— start DATASET CONTENT —
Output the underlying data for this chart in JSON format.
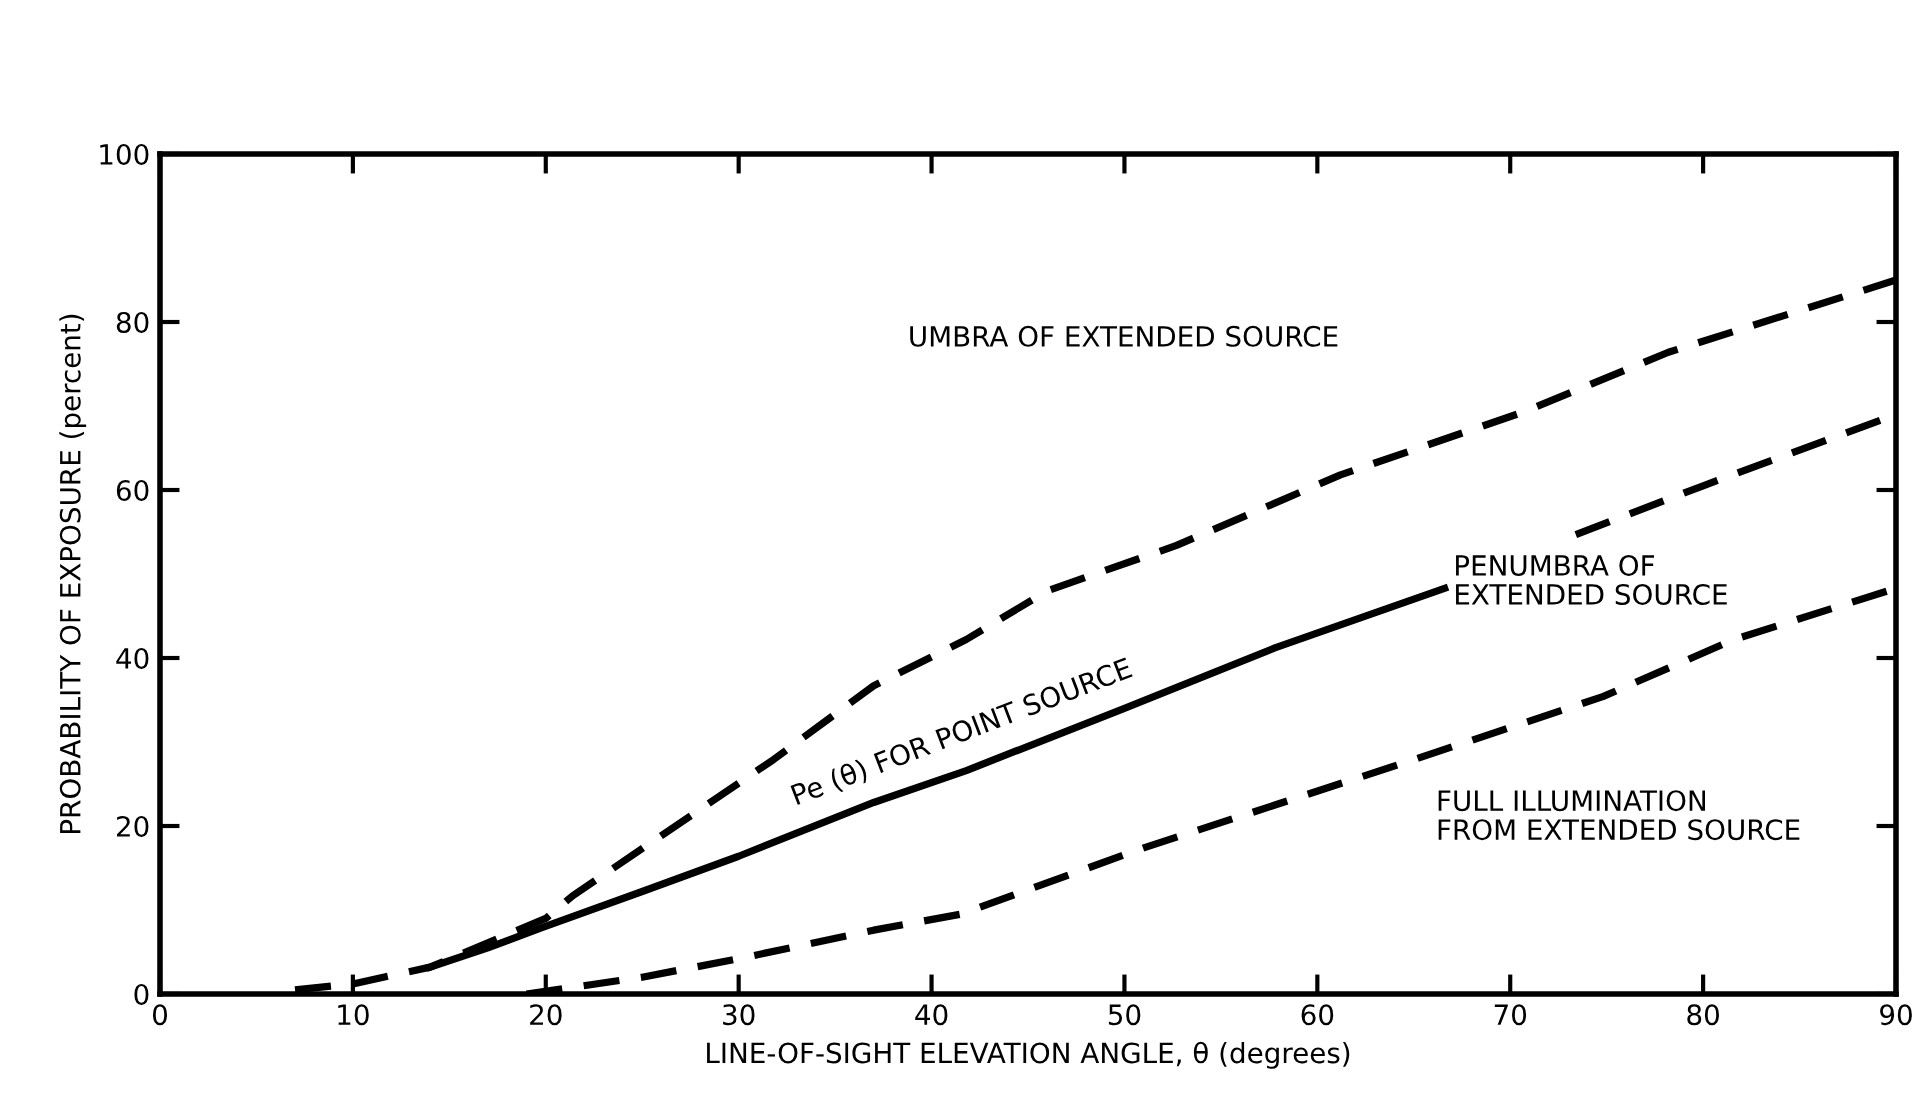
{
  "chart_data": {
    "type": "line",
    "xlabel": "LINE-OF-SIGHT ELEVATION ANGLE, θ (degrees)",
    "ylabel": "PROBABILITY OF EXPOSURE (percent)",
    "series": [
      {
        "color": "#000000",
        "line_style": "dashed",
        "x": [
          7,
          10,
          14,
          20,
          21.4,
          26.6,
          31.8,
          37,
          41.8,
          46,
          52.7,
          61.2,
          70.7,
          78.2,
          90
        ],
        "values": [
          0.5,
          1.2,
          3.2,
          9,
          11.7,
          19.8,
          27.9,
          36.7,
          42.2,
          48,
          53.4,
          61.8,
          69.3,
          76.4,
          85
        ]
      },
      {
        "color": "#000000",
        "line_style": "solid",
        "x": [
          14,
          17,
          19.8,
          25,
          30,
          37,
          41.8,
          50,
          57.8,
          66.6
        ],
        "values": [
          3.2,
          5.5,
          7.9,
          12.2,
          16.4,
          22.8,
          26.6,
          34,
          41.2,
          48.3
        ]
      },
      {
        "color": "#000000",
        "line_style": "dashed",
        "x": [
          73.4,
          80,
          90
        ],
        "values": [
          54.7,
          60.5,
          69
        ]
      },
      {
        "color": "#000000",
        "line_style": "dashed",
        "x": [
          19,
          25,
          30,
          37,
          41.5,
          51,
          64.6,
          74.8,
          81.6,
          90
        ],
        "values": [
          0,
          2,
          4.2,
          7.6,
          9.5,
          17.4,
          27.6,
          35.4,
          42.2,
          48.3
        ]
      }
    ],
    "annotations": [
      "UMBRA OF EXTENDED SOURCE",
      "Pe (θ) FOR POINT SOURCE",
      "PENUMBRA OF\nEXTENDED SOURCE",
      "FULL ILLUMINATION\nFROM EXTENDED SOURCE"
    ],
    "xlim": [
      0,
      90
    ],
    "xticks": [
      0,
      10,
      20,
      30,
      40,
      50,
      60,
      70,
      80,
      90
    ],
    "ylim": [
      0,
      100
    ],
    "yticks": [
      0,
      20,
      40,
      60,
      80,
      100
    ],
    "grid": false,
    "legend": false,
    "marker": "none"
  }
}
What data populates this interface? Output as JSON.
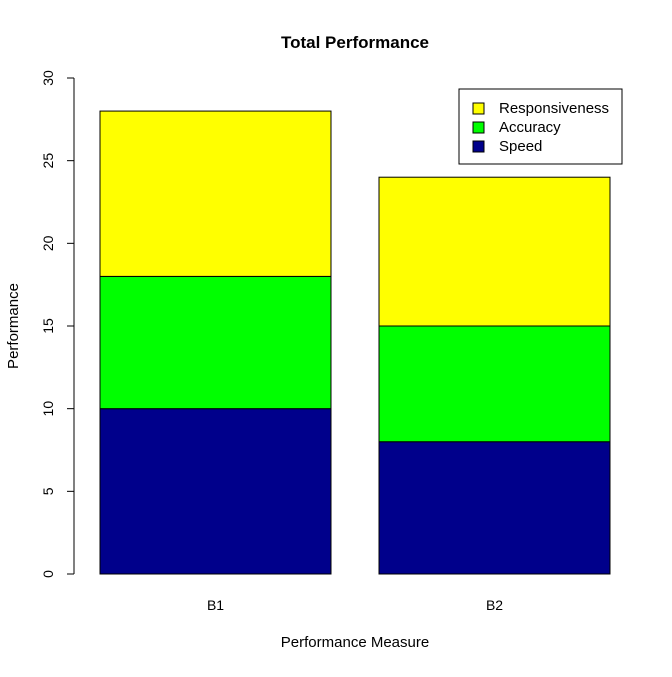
{
  "chart_data": {
    "type": "bar",
    "stacked": true,
    "title": "Total Performance",
    "xlabel": "Performance Measure",
    "ylabel": "Performance",
    "categories": [
      "B1",
      "B2"
    ],
    "series": [
      {
        "name": "Speed",
        "values": [
          10,
          8
        ],
        "color": "#00008B"
      },
      {
        "name": "Accuracy",
        "values": [
          8,
          7
        ],
        "color": "#00FF00"
      },
      {
        "name": "Responsiveness",
        "values": [
          10,
          9
        ],
        "color": "#FFFF00"
      }
    ],
    "ylim": [
      0,
      30
    ],
    "yticks": [
      "0",
      "5",
      "10",
      "15",
      "20",
      "25",
      "30"
    ],
    "legend_order": [
      "Responsiveness",
      "Accuracy",
      "Speed"
    ],
    "legend_position": "top-right",
    "grid": false
  }
}
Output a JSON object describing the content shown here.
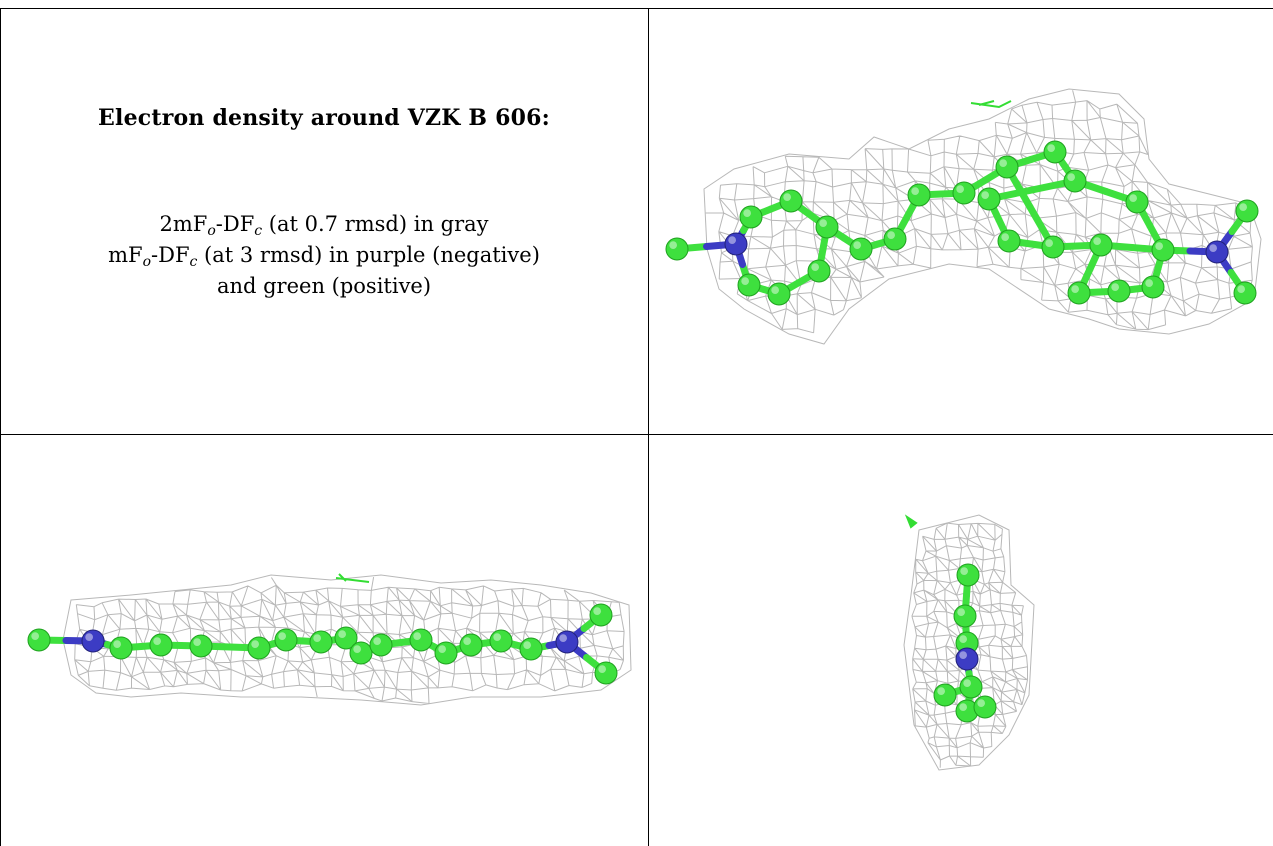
{
  "title": "Electron density around VZK B 606:",
  "caption": {
    "line1": {
      "a": "2mF",
      "o": "o",
      "b": "-DF",
      "c": "c",
      "rest": " (at 0.7 rmsd) in gray"
    },
    "line2": {
      "a": "mF",
      "o": "o",
      "b": "-DF",
      "c": "c",
      "rest": " (at 3 rmsd) in purple (negative)"
    },
    "line3": "and green (positive)"
  },
  "colors": {
    "mesh": "#b8b8b8",
    "carbon": "#3ee03e",
    "nitrogen": "#3c3cc4",
    "positive_density": "#33dd33",
    "border": "#000000"
  },
  "panels": [
    {
      "view": "front view"
    },
    {
      "view": "side view"
    },
    {
      "view": "end view"
    }
  ]
}
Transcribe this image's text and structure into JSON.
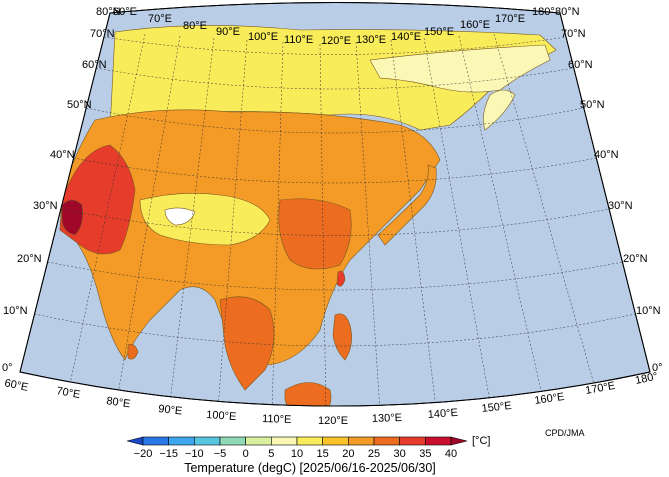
{
  "credit": "CPD/JMA",
  "colorbar": {
    "title": "Temperature (degC) [2025/06/16-2025/06/30]",
    "unit": "[°C]",
    "labels": [
      "−20",
      "−15",
      "−10",
      "−5",
      "0",
      "5",
      "10",
      "15",
      "20",
      "25",
      "30",
      "35",
      "40"
    ],
    "colors": [
      "#1a46c8",
      "#2878e6",
      "#3ea6ee",
      "#58c4e0",
      "#8fd9b4",
      "#d8f09e",
      "#fbf7b4",
      "#f9ec5a",
      "#fbc32a",
      "#f49a26",
      "#ec6c20",
      "#e63c2c",
      "#c8102e",
      "#a0082a"
    ]
  },
  "map": {
    "ocean_color": "#b9cde6",
    "longitude_labels_bottom": [
      "60°E",
      "70°E",
      "80°E",
      "90°E",
      "100°E",
      "110°E",
      "120°E",
      "130°E",
      "140°E",
      "150°E",
      "160°E",
      "170°E",
      "180°"
    ],
    "longitude_labels_top": [
      "60°E",
      "70°E",
      "80°E",
      "90°E",
      "100°E",
      "110°E",
      "120°E",
      "130°E",
      "140°E",
      "150°E",
      "160°E",
      "170°E",
      "180°"
    ],
    "latitude_labels_left": [
      "0°",
      "10°N",
      "20°N",
      "30°N",
      "40°N",
      "50°N",
      "60°N",
      "70°N",
      "80°N"
    ],
    "latitude_labels_right": [
      "0°",
      "10°N",
      "20°N",
      "30°N",
      "40°N",
      "50°N",
      "60°N",
      "70°N",
      "80°N"
    ]
  }
}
— end DATASET CONTENT —
- THE EXERCISE:
Set down the lines of the records above exactly, apart from the pictures.

- EXERCISE RESULT:
Output the underlying data for this chart in JSON format.
{
  "chart_data": {
    "type": "line",
    "xlabel": "LINE-OF-SIGHT ELEVATION ANGLE, θ (degrees)",
    "ylabel": "PROBABILITY OF EXPOSURE (percent)",
    "series": [
      {
        "color": "#000000",
        "line_style": "dashed",
        "x": [
          7,
          10,
          14,
          20,
          21.4,
          26.6,
          31.8,
          37,
          41.8,
          46,
          52.7,
          61.2,
          70.7,
          78.2,
          90
        ],
        "values": [
          0.5,
          1.2,
          3.2,
          9,
          11.7,
          19.8,
          27.9,
          36.7,
          42.2,
          48,
          53.4,
          61.8,
          69.3,
          76.4,
          85
        ]
      },
      {
        "color": "#000000",
        "line_style": "solid",
        "x": [
          14,
          17,
          19.8,
          25,
          30,
          37,
          41.8,
          50,
          57.8,
          66.6
        ],
        "values": [
          3.2,
          5.5,
          7.9,
          12.2,
          16.4,
          22.8,
          26.6,
          34,
          41.2,
          48.3
        ]
      },
      {
        "color": "#000000",
        "line_style": "dashed",
        "x": [
          73.4,
          80,
          90
        ],
        "values": [
          54.7,
          60.5,
          69
        ]
      },
      {
        "color": "#000000",
        "line_style": "dashed",
        "x": [
          19,
          25,
          30,
          37,
          41.5,
          51,
          64.6,
          74.8,
          81.6,
          90
        ],
        "values": [
          0,
          2,
          4.2,
          7.6,
          9.5,
          17.4,
          27.6,
          35.4,
          42.2,
          48.3
        ]
      }
    ],
    "annotations": [
      "UMBRA OF EXTENDED SOURCE",
      "Pe (θ) FOR POINT SOURCE",
      "PENUMBRA OF\nEXTENDED SOURCE",
      "FULL ILLUMINATION\nFROM EXTENDED SOURCE"
    ],
    "xlim": [
      0,
      90
    ],
    "xticks": [
      0,
      10,
      20,
      30,
      40,
      50,
      60,
      70,
      80,
      90
    ],
    "ylim": [
      0,
      100
    ],
    "yticks": [
      0,
      20,
      40,
      60,
      80,
      100
    ],
    "grid": false,
    "legend": false,
    "marker": "none"
  }
}
What data populates this interface? Output as JSON.
{
  "chart_data": {
    "type": "bar",
    "stacked": true,
    "title": "Total Performance",
    "xlabel": "Performance Measure",
    "ylabel": "Performance",
    "categories": [
      "B1",
      "B2"
    ],
    "series": [
      {
        "name": "Speed",
        "values": [
          10,
          8
        ],
        "color": "#00008B"
      },
      {
        "name": "Accuracy",
        "values": [
          8,
          7
        ],
        "color": "#00FF00"
      },
      {
        "name": "Responsiveness",
        "values": [
          10,
          9
        ],
        "color": "#FFFF00"
      }
    ],
    "ylim": [
      0,
      30
    ],
    "yticks": [
      "0",
      "5",
      "10",
      "15",
      "20",
      "25",
      "30"
    ],
    "legend_order": [
      "Responsiveness",
      "Accuracy",
      "Speed"
    ],
    "legend_position": "top-right",
    "grid": false
  }
}
Output a JSON object describing the content shown here.
{
  "title": "Electron density around VZK B 606:",
  "caption": {
    "line1": {
      "a": "2mF",
      "o": "o",
      "b": "-DF",
      "c": "c",
      "rest": " (at 0.7 rmsd) in gray"
    },
    "line2": {
      "a": "mF",
      "o": "o",
      "b": "-DF",
      "c": "c",
      "rest": " (at 3 rmsd) in purple (negative)"
    },
    "line3": "and green (positive)"
  },
  "colors": {
    "mesh": "#b8b8b8",
    "carbon": "#3ee03e",
    "nitrogen": "#3c3cc4",
    "positive_density": "#33dd33",
    "border": "#000000"
  },
  "panels": [
    {
      "view": "front view"
    },
    {
      "view": "side view"
    },
    {
      "view": "end view"
    }
  ]
}
Transcribe this image's text and structure into JSON.
{
  "credit": "CPD/JMA",
  "colorbar": {
    "title": "Temperature (degC) [2025/06/16-2025/06/30]",
    "unit": "[°C]",
    "labels": [
      "−20",
      "−15",
      "−10",
      "−5",
      "0",
      "5",
      "10",
      "15",
      "20",
      "25",
      "30",
      "35",
      "40"
    ],
    "colors": [
      "#1a46c8",
      "#2878e6",
      "#3ea6ee",
      "#58c4e0",
      "#8fd9b4",
      "#d8f09e",
      "#fbf7b4",
      "#f9ec5a",
      "#fbc32a",
      "#f49a26",
      "#ec6c20",
      "#e63c2c",
      "#c8102e",
      "#a0082a"
    ]
  },
  "map": {
    "ocean_color": "#b9cde6",
    "longitude_labels_bottom": [
      "60°E",
      "70°E",
      "80°E",
      "90°E",
      "100°E",
      "110°E",
      "120°E",
      "130°E",
      "140°E",
      "150°E",
      "160°E",
      "170°E",
      "180°"
    ],
    "longitude_labels_top": [
      "60°E",
      "70°E",
      "80°E",
      "90°E",
      "100°E",
      "110°E",
      "120°E",
      "130°E",
      "140°E",
      "150°E",
      "160°E",
      "170°E",
      "180°"
    ],
    "latitude_labels_left": [
      "0°",
      "10°N",
      "20°N",
      "30°N",
      "40°N",
      "50°N",
      "60°N",
      "70°N",
      "80°N"
    ],
    "latitude_labels_right": [
      "0°",
      "10°N",
      "20°N",
      "30°N",
      "40°N",
      "50°N",
      "60°N",
      "70°N",
      "80°N"
    ]
  }
}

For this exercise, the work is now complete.